──────── Raw data ────────

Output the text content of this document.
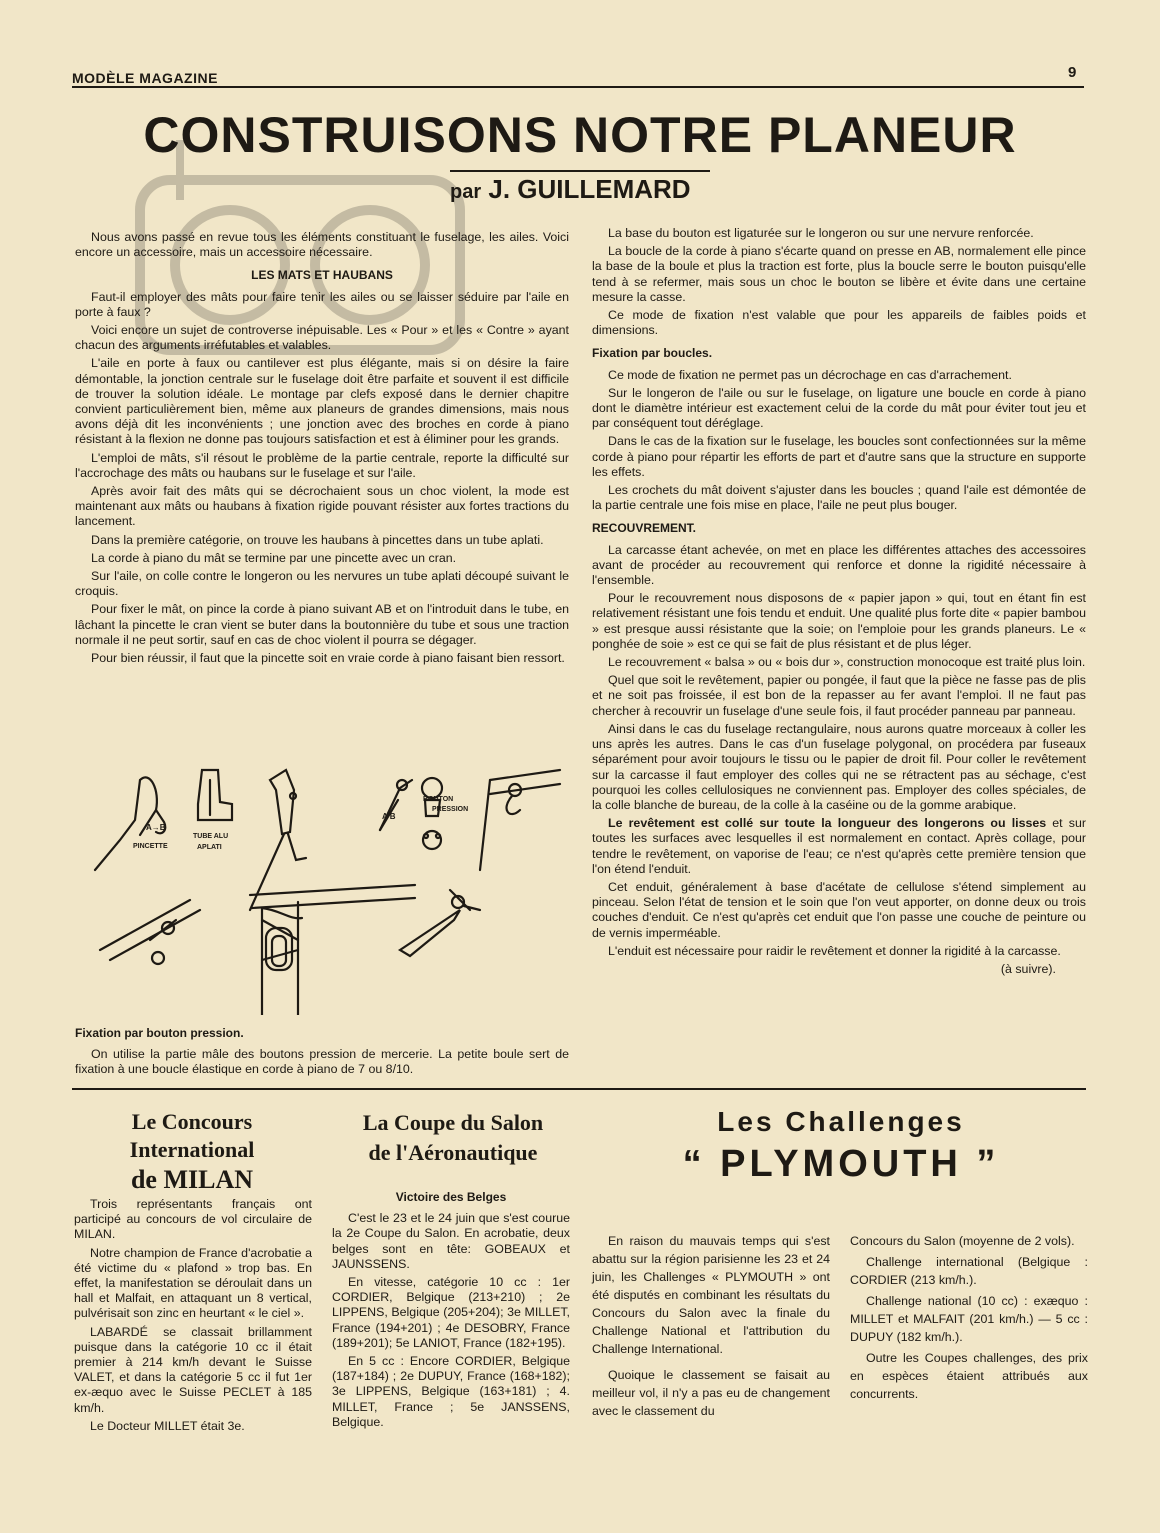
MODÈLE MAGAZINE	9
CONSTRUISONS NOTRE PLANEUR
par J. GUILLEMARD

Nous avons passé en revue tous les éléments constituant le fuselage, les ailes. Voici encore un accessoire, mais un accessoire nécessaire.

LES MATS ET HAUBANS

Faut-il employer des mâts pour faire tenir les ailes ou se laisser séduire par l'aile en porte à faux ?

Voici encore un sujet de controverse inépuisable. Les « Pour » et les « Contre » ayant chacun des arguments irréfutables et valables.

L'aile en porte à faux ou cantilever est plus élégante, mais si on désire la faire démontable, la jonction centrale sur le fuselage doit être parfaite et souvent il est difficile de trouver la solution idéale. Le montage par clefs exposé dans le dernier chapitre convient particulièrement bien, même aux planeurs de grandes dimensions, mais nous avons déjà dit les inconvénients ; une jonction avec des broches en corde à piano résistant à la flexion ne donne pas toujours satisfaction et est à éliminer pour les grands.

L'emploi de mâts, s'il résout le problème de la partie centrale, reporte la difficulté sur l'accrochage des mâts ou haubans sur le fuselage et sur l'aile.

Après avoir fait des mâts qui se décrochaient sous un choc violent, la mode est maintenant aux mâts ou haubans à fixation rigide pouvant résister aux fortes tractions du lancement.

Dans la première catégorie, on trouve les haubans à pincettes dans un tube aplati.

La corde à piano du mât se termine par une pincette avec un cran.

Sur l'aile, on colle contre le longeron ou les nervures un tube aplati découpé suivant le croquis.

Pour fixer le mât, on pince la corde à piano suivant AB et on l'introduit dans le tube, en lâchant la pincette le cran vient se buter dans la boutonnière du tube et sous une traction normale il ne peut sortir, sauf en cas de choc violent il pourra se dégager.

Pour bien réussir, il faut que la pincette soit en vraie corde à piano faisant bien ressort.

A→B
PINCETTE
TUBE ALU
APLATI
BOUTON
PRESSION
A B
Fixation par bouton pression.

On utilise la partie mâle des boutons pression de mercerie. La petite boule sert de fixation à une boucle élastique en corde à piano de 7 ou 8/10.

La base du bouton est ligaturée sur le longeron ou sur une nervure renforcée.

La boucle de la corde à piano s'écarte quand on presse en AB, normalement elle pince la base de la boule et plus la traction est forte, plus la boucle serre le bouton puisqu'elle tend à se refermer, mais sous un choc le bouton se libère et évite dans une certaine mesure la casse.

Ce mode de fixation n'est valable que pour les appareils de faibles poids et dimensions.

Fixation par boucles.

Ce mode de fixation ne permet pas un décrochage en cas d'arrachement.

Sur le longeron de l'aile ou sur le fuselage, on ligature une boucle en corde à piano dont le diamètre intérieur est exactement celui de la corde du mât pour éviter tout jeu et par conséquent tout déréglage.

Dans le cas de la fixation sur le fuselage, les boucles sont confectionnées sur la même corde à piano pour répartir les efforts de part et d'autre sans que la structure en supporte les effets.

Les crochets du mât doivent s'ajuster dans les boucles ; quand l'aile est démontée de la partie centrale une fois mise en place, l'aile ne peut plus bouger.

RECOUVREMENT.

La carcasse étant achevée, on met en place les différentes attaches des accessoires avant de procéder au recouvrement qui renforce et donne la rigidité nécessaire à l'ensemble.

Pour le recouvrement nous disposons de « papier japon » qui, tout en étant fin est relativement résistant une fois tendu et enduit. Une qualité plus forte dite « papier bambou » est presque aussi résistante que la soie; on l'emploie pour les grands planeurs. Le « ponghée de soie » est ce qui se fait de plus résistant et de plus léger.

Le recouvrement « balsa » ou « bois dur », construction monocoque est traité plus loin.

Quel que soit le revêtement, papier ou pongée, il faut que la pièce ne fasse pas de plis et ne soit pas froissée, il est bon de la repasser au fer avant l'emploi. Il ne faut pas chercher à recouvrir un fuselage d'une seule fois, il faut procéder panneau par panneau.

Ainsi dans le cas du fuselage rectangulaire, nous aurons quatre morceaux à coller les uns après les autres. Dans le cas d'un fuselage polygonal, on procédera par fuseaux séparément pour avoir toujours le tissu ou le papier de droit fil. Pour coller le revêtement sur la carcasse il faut employer des colles qui ne se rétractent pas au séchage, c'est pourquoi les colles cellulosiques ne conviennent pas. Employer des colles spéciales, de la colle blanche de bureau, de la colle à la caséine ou de la gomme arabique.

Le revêtement est collé sur toute la longueur des longerons ou lisses et sur toutes les surfaces avec lesquelles il est normalement en contact. Après collage, pour tendre le revêtement, on vaporise de l'eau; ce n'est qu'après cette première tension que l'on étend l'enduit.

Cet enduit, généralement à base d'acétate de cellulose s'étend simplement au pinceau. Selon l'état de tension et le soin que l'on veut apporter, on donne deux ou trois couches d'enduit. Ce n'est qu'après cet enduit que l'on passe une couche de peinture ou de vernis imperméable.

L'enduit est nécessaire pour raidir le revêtement et donner la rigidité à la carcasse.

(à suivre).
Le Concours International
de MILAN

Trois représentants français ont participé au concours de vol circulaire de MILAN.

Notre champion de France d'acrobatie a été victime du « plafond » trop bas. En effet, la manifestation se déroulait dans un hall et Malfait, en attaquant un 8 vertical, pulvérisait son zinc en heurtant « le ciel ».

LABARDÉ se classait brillamment puisque dans la catégorie 10 cc il était premier à 214 km/h devant le Suisse VALET, et dans la catégorie 5 cc il fut 1er ex-æquo avec le Suisse PECLET à 185 km/h.

Le Docteur MILLET était 3e.

La Coupe du Salon
de l'Aéronautique
Victoire des Belges

C'est le 23 et le 24 juin que s'est courue la 2e Coupe du Salon. En acrobatie, deux belges sont en tête: GOBEAUX et JAUNSSENS.

En vitesse, catégorie 10 cc : 1er CORDIER, Belgique (213+210) ; 2e LIPPENS, Belgique (205+204); 3e MILLET, France (194+201) ; 4e DESOBRY, France (189+201); 5e LANIOT, France (182+195).

En 5 cc : Encore CORDIER, Belgique (187+184) ; 2e DUPUY, France (168+182); 3e LIPPENS, Belgique (163+181) ; 4. MILLET, France ; 5e JANSSENS, Belgique.

Les Challenges
“ PLYMOUTH ”

En raison du mauvais temps qui s'est abattu sur la région parisienne les 23 et 24 juin, les Challenges « PLYMOUTH » ont été disputés en combinant les résultats du Concours du Salon avec la finale du Challenge National et l'attribution du Challenge International.

Quoique le classement se faisait au meilleur vol, il n'y a pas eu de changement avec le classement du

Concours du Salon (moyenne de 2 vols).

Challenge international (Belgique : CORDIER (213 km/h.).

Challenge national (10 cc) : exæquo : MILLET et MALFAIT (201 km/h.) — 5 cc : DUPUY (182 km/h.).

Outre les Coupes challenges, des prix en espèces étaient attribués aux concurrents.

────────

**Brief:** Restate the data above exactly, stripping out each image.

**Solution for this task:**
Output the text content of this document.
MODÈLE MAGAZINE	9
CONSTRUISONS NOTRE PLANEUR
par J. GUILLEMARD

Nous avons passé en revue tous les éléments constituant le fuselage, les ailes. Voici encore un accessoire, mais un accessoire nécessaire.

LES MATS ET HAUBANS

Faut-il employer des mâts pour faire tenir les ailes ou se laisser séduire par l'aile en porte à faux ?

Voici encore un sujet de controverse inépuisable. Les « Pour » et les « Contre » ayant chacun des arguments irréfutables et valables.

L'aile en porte à faux ou cantilever est plus élégante, mais si on désire la faire démontable, la jonction centrale sur le fuselage doit être parfaite et souvent il est difficile de trouver la solution idéale. Le montage par clefs exposé dans le dernier chapitre convient particulièrement bien, même aux planeurs de grandes dimensions, mais nous avons déjà dit les inconvénients ; une jonction avec des broches en corde à piano résistant à la flexion ne donne pas toujours satisfaction et est à éliminer pour les grands.

L'emploi de mâts, s'il résout le problème de la partie centrale, reporte la difficulté sur l'accrochage des mâts ou haubans sur le fuselage et sur l'aile.

Après avoir fait des mâts qui se décrochaient sous un choc violent, la mode est maintenant aux mâts ou haubans à fixation rigide pouvant résister aux fortes tractions du lancement.

Dans la première catégorie, on trouve les haubans à pincettes dans un tube aplati.

La corde à piano du mât se termine par une pincette avec un cran.

Sur l'aile, on colle contre le longeron ou les nervures un tube aplati découpé suivant le croquis.

Pour fixer le mât, on pince la corde à piano suivant AB et on l'introduit dans le tube, en lâchant la pincette le cran vient se buter dans la boutonnière du tube et sous une traction normale il ne peut sortir, sauf en cas de choc violent il pourra se dégager.

Pour bien réussir, il faut que la pincette soit en vraie corde à piano faisant bien ressort.

A→B
PINCETTE
TUBE ALU
APLATI
BOUTON
PRESSION
A B
Fixation par bouton pression.

On utilise la partie mâle des boutons pression de mercerie. La petite boule sert de fixation à une boucle élastique en corde à piano de 7 ou 8/10.

La base du bouton est ligaturée sur le longeron ou sur une nervure renforcée.

La boucle de la corde à piano s'écarte quand on presse en AB, normalement elle pince la base de la boule et plus la traction est forte, plus la boucle serre le bouton puisqu'elle tend à se refermer, mais sous un choc le bouton se libère et évite dans une certaine mesure la casse.

Ce mode de fixation n'est valable que pour les appareils de faibles poids et dimensions.

Fixation par boucles.

Ce mode de fixation ne permet pas un décrochage en cas d'arrachement.

Sur le longeron de l'aile ou sur le fuselage, on ligature une boucle en corde à piano dont le diamètre intérieur est exactement celui de la corde du mât pour éviter tout jeu et par conséquent tout déréglage.

Dans le cas de la fixation sur le fuselage, les boucles sont confectionnées sur la même corde à piano pour répartir les efforts de part et d'autre sans que la structure en supporte les effets.

Les crochets du mât doivent s'ajuster dans les boucles ; quand l'aile est démontée de la partie centrale une fois mise en place, l'aile ne peut plus bouger.

RECOUVREMENT.

La carcasse étant achevée, on met en place les différentes attaches des accessoires avant de procéder au recouvrement qui renforce et donne la rigidité nécessaire à l'ensemble.

Pour le recouvrement nous disposons de « papier japon » qui, tout en étant fin est relativement résistant une fois tendu et enduit. Une qualité plus forte dite « papier bambou » est presque aussi résistante que la soie; on l'emploie pour les grands planeurs. Le « ponghée de soie » est ce qui se fait de plus résistant et de plus léger.

Le recouvrement « balsa » ou « bois dur », construction monocoque est traité plus loin.

Quel que soit le revêtement, papier ou pongée, il faut que la pièce ne fasse pas de plis et ne soit pas froissée, il est bon de la repasser au fer avant l'emploi. Il ne faut pas chercher à recouvrir un fuselage d'une seule fois, il faut procéder panneau par panneau.

Ainsi dans le cas du fuselage rectangulaire, nous aurons quatre morceaux à coller les uns après les autres. Dans le cas d'un fuselage polygonal, on procédera par fuseaux séparément pour avoir toujours le tissu ou le papier de droit fil. Pour coller le revêtement sur la carcasse il faut employer des colles qui ne se rétractent pas au séchage, c'est pourquoi les colles cellulosiques ne conviennent pas. Employer des colles spéciales, de la colle blanche de bureau, de la colle à la caséine ou de la gomme arabique.

Le revêtement est collé sur toute la longueur des longerons ou lisses et sur toutes les surfaces avec lesquelles il est normalement en contact. Après collage, pour tendre le revêtement, on vaporise de l'eau; ce n'est qu'après cette première tension que l'on étend l'enduit.

Cet enduit, généralement à base d'acétate de cellulose s'étend simplement au pinceau. Selon l'état de tension et le soin que l'on veut apporter, on donne deux ou trois couches d'enduit. Ce n'est qu'après cet enduit que l'on passe une couche de peinture ou de vernis imperméable.

L'enduit est nécessaire pour raidir le revêtement et donner la rigidité à la carcasse.

(à suivre).
Le Concours International
de MILAN

Trois représentants français ont participé au concours de vol circulaire de MILAN.

Notre champion de France d'acrobatie a été victime du « plafond » trop bas. En effet, la manifestation se déroulait dans un hall et Malfait, en attaquant un 8 vertical, pulvérisait son zinc en heurtant « le ciel ».

LABARDÉ se classait brillamment puisque dans la catégorie 10 cc il était premier à 214 km/h devant le Suisse VALET, et dans la catégorie 5 cc il fut 1er ex-æquo avec le Suisse PECLET à 185 km/h.

Le Docteur MILLET était 3e.

La Coupe du Salon
de l'Aéronautique
Victoire des Belges

C'est le 23 et le 24 juin que s'est courue la 2e Coupe du Salon. En acrobatie, deux belges sont en tête: GOBEAUX et JAUNSSENS.

En vitesse, catégorie 10 cc : 1er CORDIER, Belgique (213+210) ; 2e LIPPENS, Belgique (205+204); 3e MILLET, France (194+201) ; 4e DESOBRY, France (189+201); 5e LANIOT, France (182+195).

En 5 cc : Encore CORDIER, Belgique (187+184) ; 2e DUPUY, France (168+182); 3e LIPPENS, Belgique (163+181) ; 4. MILLET, France ; 5e JANSSENS, Belgique.

Les Challenges
“ PLYMOUTH ”

En raison du mauvais temps qui s'est abattu sur la région parisienne les 23 et 24 juin, les Challenges « PLYMOUTH » ont été disputés en combinant les résultats du Concours du Salon avec la finale du Challenge National et l'attribution du Challenge International.

Quoique le classement se faisait au meilleur vol, il n'y a pas eu de changement avec le classement du

Concours du Salon (moyenne de 2 vols).

Challenge international (Belgique : CORDIER (213 km/h.).

Challenge national (10 cc) : exæquo : MILLET et MALFAIT (201 km/h.) — 5 cc : DUPUY (182 km/h.).

Outre les Coupes challenges, des prix en espèces étaient attribués aux concurrents.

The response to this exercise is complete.